▶ [WHAT YOU WILL DO]:
Search the material for the word "icon" and copy each line that holds it.

▶ [RECORDS SHOWN]:
--------

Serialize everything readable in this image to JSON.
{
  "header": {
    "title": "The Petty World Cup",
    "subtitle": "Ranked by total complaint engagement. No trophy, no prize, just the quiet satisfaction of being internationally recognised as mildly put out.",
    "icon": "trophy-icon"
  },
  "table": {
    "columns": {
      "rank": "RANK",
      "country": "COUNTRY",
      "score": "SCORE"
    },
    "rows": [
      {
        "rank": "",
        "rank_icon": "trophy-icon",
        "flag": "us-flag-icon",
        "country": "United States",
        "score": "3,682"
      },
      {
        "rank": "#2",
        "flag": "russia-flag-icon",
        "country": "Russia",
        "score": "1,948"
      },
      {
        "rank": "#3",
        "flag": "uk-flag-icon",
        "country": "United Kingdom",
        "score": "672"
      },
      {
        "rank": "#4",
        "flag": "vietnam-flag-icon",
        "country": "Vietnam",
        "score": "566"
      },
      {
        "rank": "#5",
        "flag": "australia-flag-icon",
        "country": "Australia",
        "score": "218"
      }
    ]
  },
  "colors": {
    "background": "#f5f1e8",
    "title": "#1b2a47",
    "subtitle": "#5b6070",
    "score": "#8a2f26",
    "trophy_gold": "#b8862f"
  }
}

--------

▶ [RESULT OF THIS EXERCISE]:
    "icon": "trophy-icon"
        "rank_icon": "trophy-icon",
        "flag": "us-flag-icon",
        "flag": "russia-flag-icon",
        "flag": "uk-flag-icon",
        "flag": "vietnam-flag-icon",
        "flag": "australia-flag-icon",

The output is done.